→ Qué debes hacer:
a – En el texto sobre la corrupción y el salario de los congresistas, ¿qué entidad abrió una investigación sobre el origen de los fondos con los que Rodolfo Hernández adquirió propiedades en la Florida?
b – Transcribe sin cambios todo lo que va desde "Ese tipo de" hasta "luego podríamos arrepentirnos." en el texto sobre la corrupción y el salario de los congresistas.
c – Continúa el texto sobre la corrupción y el salario de los congresistas a partir del punto en que termina.

→ Texto proporcionado:

Hay que recordar que los colombianos votaron por dos temas centrales en las pasadas elecciones: la lucha contra la corrupción y la superación de la inequidad, en los que Petro tenía más puntos que el derrotado Rodolfo Hernández, a quien lo persiguen los procedimientos non santos de sus hijos y su esposa. No solo es el escándalo de Vitalogic, sino ahora la investigación que le abrió la DEA para establecer el origen de los fondos con los que adquirió propiedades en la Florida por un valor superior a un millón de dólares. (Ver informe de Cambio).

La corrupción es el cáncer de la democracia y su peor amenaza. Un país con semejantes niveles de pobreza no puede salir adelante mientras los corruptos se sigan quedando con los recursos públicos. Por eso duele tanto cada nuevo caso protagonizado por la clase política, experta en manipular a la opinión pública para hacer aparecer como víctimas a los victimarios. Basta recordar los sonados casos en los que se ha visto involucrada la exvicepresidenta Marta Lucía Ramírez, que gozan de total impunidad.

Ahora, en nombre de la lucha contra la corrupción surgen falsos defensores de la moral con propuestas populistas que alebrestan las barras pero que en la práctica incuban peores males. Así sucede con la avalancha de iniciativas para reducir el salario de los congresistas, empezando por la presentada por Jota Pe Hernández, del Partido Verde, quien compite con las iniciativas del Centro Democrático, el Pacto Histórico y el Partido Liberal. Todos quieren reducirse el salario, pero no saben cuánto. Incluso hay quienes consideran que los congresistas no deberían percibir salario del Estado. Varias preguntas surgen al respecto.

Si el país se decidiera por tener congresistas que trabajen ad honorem y sobrevivan de sus actividades particulares, en la práctica estaría privatizando el poder legislativo, sacando del Congreso a los líderes sociales, maestros, gente del común que no tiene ninguna actividad económica privada ni académica, y que son simples luchadores sociales o líderes políticos. ¿Qué clase de Congreso tendríamos? Un Congreso propiedad de un conglomerado, un pulpo económico, un magnate, pero no de los colombianos.

Ese tipo de Congreso haría de los congresistas rehenes de las chequeras de sus financiadores o, lo peor, los obligaría a rebuscarse el sueldo con acuerdos por debajo de la mesa con quienes sufraguen sus gastos. ¿Eso sería mejor que lo que hoy existe? Hay que revisar el tema con calma. El afán de castigar a los corruptos mediante justicia mediática podría llevar al país a cometer errores de los que luego podríamos arrepentirnos.

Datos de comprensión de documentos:

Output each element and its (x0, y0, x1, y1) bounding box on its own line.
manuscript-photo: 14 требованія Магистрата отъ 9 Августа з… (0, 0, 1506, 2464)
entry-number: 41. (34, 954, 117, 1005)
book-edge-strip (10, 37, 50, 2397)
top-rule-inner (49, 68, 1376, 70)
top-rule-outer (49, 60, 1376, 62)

→ Respuestas escritas:
a – La DEA.

b –
Ese tipo de Congreso haría de los congresistas rehenes de las chequeras de sus financiadores o, lo peor, los obligaría a rebuscarse el sueldo con acuerdos por debajo de la mesa con quienes sufraguen sus gastos. ¿Eso sería mejor que lo que hoy existe? Hay que revisar el tema con calma. El afán de castigar a los corruptos mediante justicia mediática podría llevar al país a cometer errores de los que luego podríamos arrepentirnos.

c –
La reforma al Congreso que ha anunciado el presidente Petro deberá abordar ese tema, teniendo en cuenta que la financiación de las campañas electorales y el salario de los congresistas son temas centrales, así como las listas cerradas. Si a los congresistas no se les paga salario y además es una lista cerrada, ¿quién elabora la lista? ¿Seguirá como ahora que el dueño del partido o el movimiento lo hace, o se obligará la democracia interna? ¿Seguiremos con un Congreso diverso, multiétnico, multicultural, o tendremos un legislativo de empresarios y gente de estrato alto capaz de autofinanciarse? Hay demasiado peligro en esas iniciativas.

Fortalecer la democracia implica luchar contra la corrupción, es cierto, pero sin caer en extremos como pretender privatizar el Congreso o entregárselo a los conglomerados económicos. Con bajar el salario de los congresistas no se acabará la corrupción. El déficit fiscal tampoco se acabará bajándoles el salario a los funcionarios públicos, sino atacando de raíz el problema: aplicando las leyes, trasformando la Fiscalía y los órganos de control; instaurando una cultura de probidad; erradicando la permisividad con los inescrupulosos; imponiendo controles a los sobrecostos en las megaobras; vigilando la evasión y los paraísos fiscales.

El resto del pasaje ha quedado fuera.